**What this task involves**
Output each line exactly as it appears, skipping any embedded picture.

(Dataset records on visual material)
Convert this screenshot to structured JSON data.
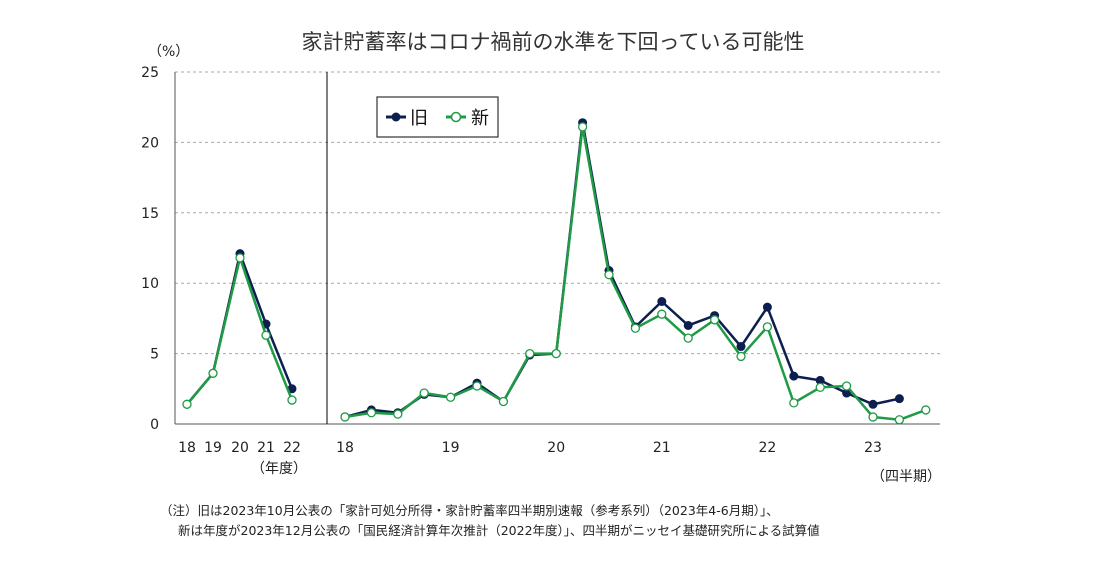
{
  "colors": {
    "old": "#0d1f4f",
    "new": "#1f9a45",
    "grid": "#aaaaaa",
    "axis": "#555555"
  },
  "chart_data": {
    "type": "line",
    "title": "家計貯蓄率はコロナ禍前の水準を下回っている可能性",
    "ylabel": "（%）",
    "ylim": [
      0,
      25
    ],
    "yticks": [
      0,
      5,
      10,
      15,
      20,
      25
    ],
    "grid": true,
    "legend": [
      "旧",
      "新"
    ],
    "legend_placement": "top-left",
    "annual": {
      "axis_label": "（年度）",
      "categories": [
        "18",
        "19",
        "20",
        "21",
        "22"
      ],
      "series": [
        {
          "name": "旧",
          "values": [
            1.4,
            3.6,
            12.1,
            7.1,
            2.5
          ]
        },
        {
          "name": "新",
          "values": [
            1.4,
            3.6,
            11.8,
            6.3,
            1.7
          ]
        }
      ]
    },
    "quarterly": {
      "axis_label": "（四半期）",
      "year_labels": [
        "18",
        "19",
        "20",
        "21",
        "22",
        "23"
      ],
      "categories": [
        "18-1",
        "18-2",
        "18-3",
        "18-4",
        "19-1",
        "19-2",
        "19-3",
        "19-4",
        "20-1",
        "20-2",
        "20-3",
        "20-4",
        "21-1",
        "21-2",
        "21-3",
        "21-4",
        "22-1",
        "22-2",
        "22-3",
        "22-4",
        "23-1",
        "23-2",
        "23-3"
      ],
      "series": [
        {
          "name": "旧",
          "values": [
            0.5,
            1.0,
            0.8,
            2.1,
            1.9,
            2.9,
            1.6,
            4.9,
            5.0,
            21.4,
            10.9,
            6.9,
            8.7,
            7.0,
            7.7,
            5.5,
            8.3,
            3.4,
            3.1,
            2.2,
            1.4,
            1.8,
            null
          ]
        },
        {
          "name": "新",
          "values": [
            0.5,
            0.8,
            0.7,
            2.2,
            1.9,
            2.7,
            1.6,
            5.0,
            5.0,
            21.1,
            10.6,
            6.8,
            7.8,
            6.1,
            7.4,
            4.8,
            6.9,
            1.5,
            2.6,
            2.7,
            0.5,
            0.3,
            1.0
          ]
        }
      ]
    }
  },
  "note": {
    "line1": "（注）旧は2023年10月公表の「家計可処分所得・家計貯蓄率四半期別速報（参考系列）（2023年4-6月期）」、",
    "line2": "新は年度が2023年12月公表の「国民経済計算年次推計（2022年度）」、四半期がニッセイ基礎研究所による試算値"
  }
}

**Expected answer**
Convert this screenshot to structured JSON data.
{
  "colors": {
    "old": "#0d1f4f",
    "new": "#1f9a45",
    "grid": "#aaaaaa",
    "axis": "#555555"
  },
  "chart_data": {
    "type": "line",
    "title": "家計貯蓄率はコロナ禍前の水準を下回っている可能性",
    "ylabel": "（%）",
    "ylim": [
      0,
      25
    ],
    "yticks": [
      0,
      5,
      10,
      15,
      20,
      25
    ],
    "grid": true,
    "legend": [
      "旧",
      "新"
    ],
    "legend_placement": "top-left",
    "annual": {
      "axis_label": "（年度）",
      "categories": [
        "18",
        "19",
        "20",
        "21",
        "22"
      ],
      "series": [
        {
          "name": "旧",
          "values": [
            1.4,
            3.6,
            12.1,
            7.1,
            2.5
          ]
        },
        {
          "name": "新",
          "values": [
            1.4,
            3.6,
            11.8,
            6.3,
            1.7
          ]
        }
      ]
    },
    "quarterly": {
      "axis_label": "（四半期）",
      "year_labels": [
        "18",
        "19",
        "20",
        "21",
        "22",
        "23"
      ],
      "categories": [
        "18-1",
        "18-2",
        "18-3",
        "18-4",
        "19-1",
        "19-2",
        "19-3",
        "19-4",
        "20-1",
        "20-2",
        "20-3",
        "20-4",
        "21-1",
        "21-2",
        "21-3",
        "21-4",
        "22-1",
        "22-2",
        "22-3",
        "22-4",
        "23-1",
        "23-2",
        "23-3"
      ],
      "series": [
        {
          "name": "旧",
          "values": [
            0.5,
            1.0,
            0.8,
            2.1,
            1.9,
            2.9,
            1.6,
            4.9,
            5.0,
            21.4,
            10.9,
            6.9,
            8.7,
            7.0,
            7.7,
            5.5,
            8.3,
            3.4,
            3.1,
            2.2,
            1.4,
            1.8,
            null
          ]
        },
        {
          "name": "新",
          "values": [
            0.5,
            0.8,
            0.7,
            2.2,
            1.9,
            2.7,
            1.6,
            5.0,
            5.0,
            21.1,
            10.6,
            6.8,
            7.8,
            6.1,
            7.4,
            4.8,
            6.9,
            1.5,
            2.6,
            2.7,
            0.5,
            0.3,
            1.0
          ]
        }
      ]
    }
  },
  "note": {
    "line1": "（注）旧は2023年10月公表の「家計可処分所得・家計貯蓄率四半期別速報（参考系列）（2023年4-6月期）」、",
    "line2": "新は年度が2023年12月公表の「国民経済計算年次推計（2022年度）」、四半期がニッセイ基礎研究所による試算値"
  }
}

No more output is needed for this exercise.